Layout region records
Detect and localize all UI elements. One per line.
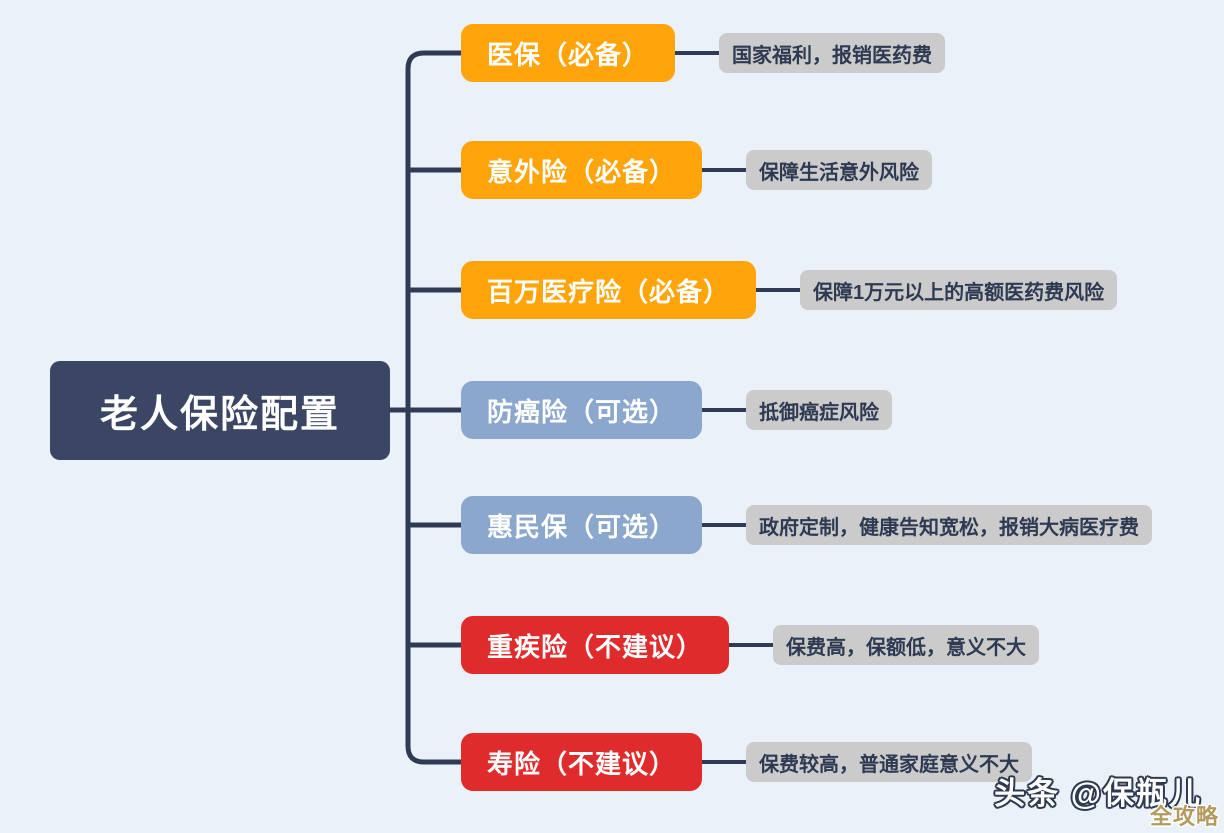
leaf-note-zhongjixian[interactable]: 保费高，保额低，意义不大 — [773, 625, 1040, 665]
leaf-note-baiwan-yiliaoxian[interactable]: 保障1万元以上的高额医药费风险 — [800, 270, 1118, 310]
branch-label: 防癌险（可选） — [487, 396, 677, 427]
leaf-label: 政府定制，健康告知宽松，报销大病医疗费 — [759, 516, 1140, 539]
branch-leaf-connector — [729, 643, 774, 647]
leaf-note-huiminbao[interactable]: 政府定制，健康告知宽松，报销大病医疗费 — [746, 505, 1153, 545]
branch-row: 医保（必备） 国家福利，报销医药费 — [461, 23, 946, 83]
branch-leaf-connector — [756, 288, 801, 292]
watermark-text: 头条 @保瓶儿 — [994, 776, 1202, 811]
branch-row: 意外险（必备） 保障生活意外风险 — [461, 140, 933, 200]
branch-label: 惠民保（可选） — [487, 511, 677, 542]
watermark-badge: 全攻略 — [1149, 804, 1219, 829]
root-label: 老人保险配置 — [99, 394, 340, 436]
leaf-note-yibao[interactable]: 国家福利，报销医药费 — [719, 33, 946, 73]
branch-leaf-connector — [702, 168, 747, 172]
branch-row: 防癌险（可选） 抵御癌症风险 — [461, 380, 893, 440]
branch-leaf-connector — [675, 51, 720, 55]
branch-leaf-connector — [702, 408, 747, 412]
branch-label: 百万医疗险（必备） — [487, 276, 731, 307]
branch-node-zhongjixian[interactable]: 重疾险（不建议） — [461, 616, 730, 674]
leaf-note-yiwaixian[interactable]: 保障生活意外风险 — [746, 150, 933, 190]
branch-row: 重疾险（不建议） 保费高，保额低，意义不大 — [461, 615, 1040, 675]
leaf-label: 抵御癌症风险 — [759, 401, 880, 424]
branch-node-yiwaixian[interactable]: 意外险（必备） — [461, 141, 703, 199]
leaf-note-shouxian[interactable]: 保费较高，普通家庭意义不大 — [746, 742, 1033, 782]
branch-node-shouxian[interactable]: 寿险（不建议） — [461, 733, 703, 791]
leaf-label: 国家福利，报销医药费 — [732, 44, 933, 67]
leaf-label: 保障1万元以上的高额医药费风险 — [813, 281, 1105, 304]
branch-node-yibao[interactable]: 医保（必备） — [461, 24, 676, 82]
leaf-label: 保障生活意外风险 — [759, 161, 920, 184]
branch-label: 意外险（必备） — [487, 156, 677, 187]
leaf-label: 保费较高，普通家庭意义不大 — [759, 753, 1020, 776]
branch-row: 惠民保（可选） 政府定制，健康告知宽松，报销大病医疗费 — [461, 495, 1153, 555]
branch-leaf-connector — [702, 760, 747, 764]
root-node[interactable]: 老人保险配置 — [50, 361, 390, 460]
branch-node-baiwan-yiliaoxian[interactable]: 百万医疗险（必备） — [461, 261, 757, 319]
branch-node-huiminbao[interactable]: 惠民保（可选） — [461, 496, 703, 554]
branch-node-fangaixian[interactable]: 防癌险（可选） — [461, 381, 703, 439]
branch-label: 重疾险（不建议） — [487, 631, 704, 662]
branch-label: 医保（必备） — [487, 39, 650, 70]
leaf-label: 保费高，保额低，意义不大 — [786, 636, 1027, 659]
branch-leaf-connector — [702, 523, 747, 527]
leaf-note-fangaixian[interactable]: 抵御癌症风险 — [746, 390, 893, 430]
branch-label: 寿险（不建议） — [487, 748, 677, 779]
branch-row: 百万医疗险（必备） 保障1万元以上的高额医药费风险 — [461, 260, 1118, 320]
branch-row: 寿险（不建议） 保费较高，普通家庭意义不大 — [461, 732, 1033, 792]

● **Task statement**: Pull out every line in the records that contains the string "政府定制".

● **Answer to this task**:
leaf-label: 政府定制，健康告知宽松，报销大病医疗费 — [759, 516, 1140, 539]
leaf-note-huiminbao[interactable]: 政府定制，健康告知宽松，报销大病医疗费 — [746, 505, 1153, 545]
branch-row: 惠民保（可选） 政府定制，健康告知宽松，报销大病医疗费 — [461, 495, 1153, 555]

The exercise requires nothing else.